Go through the material below and copy all lines with "label".
★ ★ ★ ★ ★ ★ ★
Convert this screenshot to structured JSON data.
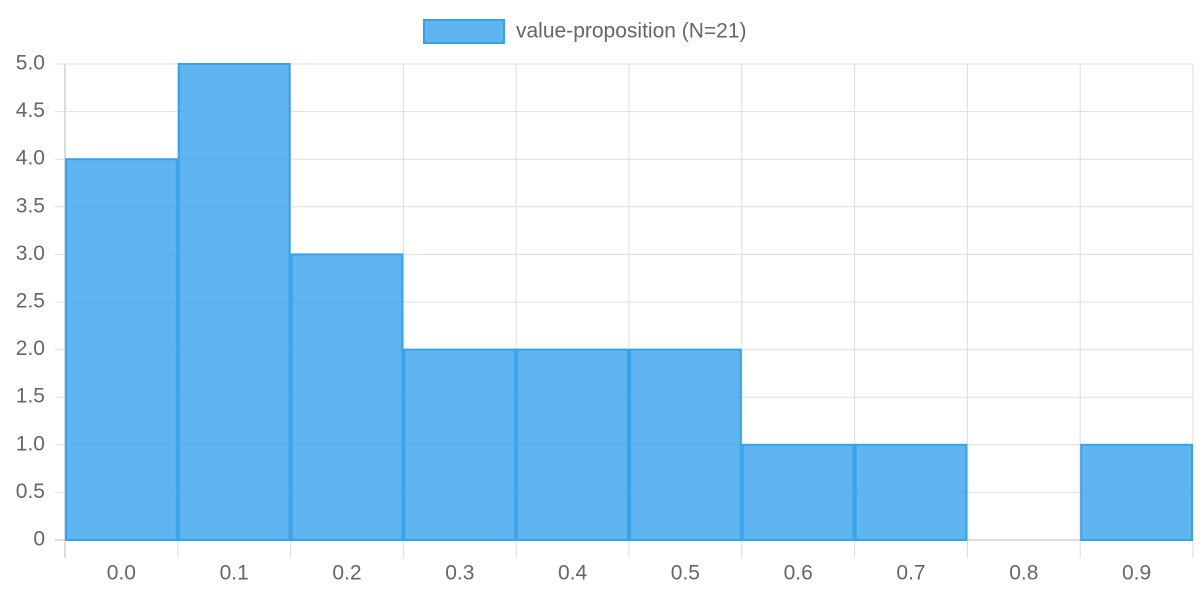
{
  "chart_data": {
    "type": "bar",
    "categories": [
      "0.0",
      "0.1",
      "0.2",
      "0.3",
      "0.4",
      "0.5",
      "0.6",
      "0.7",
      "0.8",
      "0.9"
    ],
    "series": [
      {
        "name": "value-proposition (N=21)",
        "color": "#36a2eb",
        "values": [
          4,
          5,
          3,
          2,
          2,
          2,
          1,
          1,
          0,
          1
        ]
      }
    ],
    "ylim": [
      0,
      5
    ],
    "yticks": [
      0,
      0.5,
      {
        "value": 1,
        "label": "1.0"
      },
      1.5,
      {
        "value": 2,
        "label": "2.0"
      },
      2.5,
      {
        "value": 3,
        "label": "3.0"
      },
      3.5,
      {
        "value": 4,
        "label": "4.0"
      },
      4.5,
      {
        "value": 5,
        "label": "5.0"
      }
    ],
    "grid": true,
    "legend": "top"
  }
}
★ ★ ★ ★ ★ ★ ★
» **COMPLETED TASK**
        "label": "1.0"
        "label": "2.0"
        "label": "3.0"
        "label": "4.0"
        "label": "5.0"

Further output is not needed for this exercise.